What you should do:
Write down every entry below once more, exactly.

Dataset items:
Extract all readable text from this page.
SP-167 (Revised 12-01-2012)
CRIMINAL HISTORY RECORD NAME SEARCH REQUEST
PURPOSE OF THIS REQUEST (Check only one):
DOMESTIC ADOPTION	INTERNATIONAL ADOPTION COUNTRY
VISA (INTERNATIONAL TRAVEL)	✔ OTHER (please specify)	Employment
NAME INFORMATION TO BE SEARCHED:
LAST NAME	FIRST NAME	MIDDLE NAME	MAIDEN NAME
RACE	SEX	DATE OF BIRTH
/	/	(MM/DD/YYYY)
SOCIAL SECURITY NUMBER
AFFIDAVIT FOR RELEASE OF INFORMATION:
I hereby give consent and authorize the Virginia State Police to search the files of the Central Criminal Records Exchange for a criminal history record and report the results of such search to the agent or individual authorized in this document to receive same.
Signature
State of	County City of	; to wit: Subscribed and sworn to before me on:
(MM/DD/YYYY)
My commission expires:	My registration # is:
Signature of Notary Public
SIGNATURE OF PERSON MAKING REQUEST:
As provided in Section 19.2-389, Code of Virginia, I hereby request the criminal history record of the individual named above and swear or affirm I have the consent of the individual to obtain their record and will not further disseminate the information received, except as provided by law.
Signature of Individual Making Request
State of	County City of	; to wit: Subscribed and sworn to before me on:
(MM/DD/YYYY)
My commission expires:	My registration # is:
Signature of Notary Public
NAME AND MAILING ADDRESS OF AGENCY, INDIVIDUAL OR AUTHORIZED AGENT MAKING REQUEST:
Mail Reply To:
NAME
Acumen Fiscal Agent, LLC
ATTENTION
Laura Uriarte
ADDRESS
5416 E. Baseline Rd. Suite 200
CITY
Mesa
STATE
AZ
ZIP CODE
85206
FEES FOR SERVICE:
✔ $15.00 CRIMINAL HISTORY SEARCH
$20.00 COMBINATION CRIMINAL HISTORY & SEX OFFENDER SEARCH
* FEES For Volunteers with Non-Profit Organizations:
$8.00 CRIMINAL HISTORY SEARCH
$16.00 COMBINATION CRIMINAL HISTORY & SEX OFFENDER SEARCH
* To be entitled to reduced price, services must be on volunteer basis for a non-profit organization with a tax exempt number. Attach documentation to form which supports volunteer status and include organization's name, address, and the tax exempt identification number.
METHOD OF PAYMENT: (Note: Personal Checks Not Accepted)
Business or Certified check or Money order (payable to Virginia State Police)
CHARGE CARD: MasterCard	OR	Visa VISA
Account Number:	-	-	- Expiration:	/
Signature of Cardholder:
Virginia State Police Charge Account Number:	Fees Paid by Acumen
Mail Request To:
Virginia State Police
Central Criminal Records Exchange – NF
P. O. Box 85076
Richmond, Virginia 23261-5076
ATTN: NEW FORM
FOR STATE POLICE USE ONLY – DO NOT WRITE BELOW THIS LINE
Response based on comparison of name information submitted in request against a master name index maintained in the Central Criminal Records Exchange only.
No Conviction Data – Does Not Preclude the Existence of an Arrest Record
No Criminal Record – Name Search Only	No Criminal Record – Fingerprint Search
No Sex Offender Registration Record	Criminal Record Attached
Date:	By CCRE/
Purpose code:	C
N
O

Result of the task:
Extract all readable text from this page.
SP-167 (Revised 12-01-2012)
CRIMINAL HISTORY RECORD NAME SEARCH REQUEST
PURPOSE OF THIS REQUEST (Check only one):
DOMESTIC ADOPTION	INTERNATIONAL ADOPTION COUNTRY
VISA (INTERNATIONAL TRAVEL)	✔ OTHER (please specify)	Employment
NAME INFORMATION TO BE SEARCHED:
LAST NAME	FIRST NAME	MIDDLE NAME	MAIDEN NAME
RACE	SEX	DATE OF BIRTH
/	/	(MM/DD/YYYY)
SOCIAL SECURITY NUMBER
AFFIDAVIT FOR RELEASE OF INFORMATION:
I hereby give consent and authorize the Virginia State Police to search the files of the Central Criminal Records Exchange for a criminal history record and report the results of such search to the agent or individual authorized in this document to receive same.
Signature
State of	County City of	; to wit: Subscribed and sworn to before me on:
(MM/DD/YYYY)
My commission expires:	My registration # is:
Signature of Notary Public
SIGNATURE OF PERSON MAKING REQUEST:
As provided in Section 19.2-389, Code of Virginia, I hereby request the criminal history record of the individual named above and swear or affirm I have the consent of the individual to obtain their record and will not further disseminate the information received, except as provided by law.
Signature of Individual Making Request
State of	County City of	; to wit: Subscribed and sworn to before me on:
(MM/DD/YYYY)
My commission expires:	My registration # is:
Signature of Notary Public
NAME AND MAILING ADDRESS OF AGENCY, INDIVIDUAL OR AUTHORIZED AGENT MAKING REQUEST:
Mail Reply To:
NAME
Acumen Fiscal Agent, LLC
ATTENTION
Laura Uriarte
ADDRESS
5416 E. Baseline Rd. Suite 200
CITY
Mesa
STATE
AZ
ZIP CODE
85206
FEES FOR SERVICE:
✔ $15.00 CRIMINAL HISTORY SEARCH
$20.00 COMBINATION CRIMINAL HISTORY & SEX OFFENDER SEARCH
* FEES For Volunteers with Non-Profit Organizations:
$8.00 CRIMINAL HISTORY SEARCH
$16.00 COMBINATION CRIMINAL HISTORY & SEX OFFENDER SEARCH
* To be entitled to reduced price, services must be on volunteer basis for a non-profit organization with a tax exempt number. Attach documentation to form which supports volunteer status and include organization's name, address, and the tax exempt identification number.
METHOD OF PAYMENT: (Note: Personal Checks Not Accepted)
Business or Certified check or Money order (payable to Virginia State Police)
CHARGE CARD: MasterCard	OR	Visa VISA
Account Number:	-	-	- Expiration:	/
Signature of Cardholder:
Virginia State Police Charge Account Number:	Fees Paid by Acumen
Mail Request To:
Virginia State Police
Central Criminal Records Exchange – NF
P. O. Box 85076
Richmond, Virginia 23261-5076
ATTN: NEW FORM
FOR STATE POLICE USE ONLY – DO NOT WRITE BELOW THIS LINE
Response based on comparison of name information submitted in request against a master name index maintained in the Central Criminal Records Exchange only.
No Conviction Data – Does Not Preclude the Existence of an Arrest Record
No Criminal Record – Name Search Only	No Criminal Record – Fingerprint Search
No Sex Offender Registration Record	Criminal Record Attached
Date:	By CCRE/
Purpose code:	C
N
O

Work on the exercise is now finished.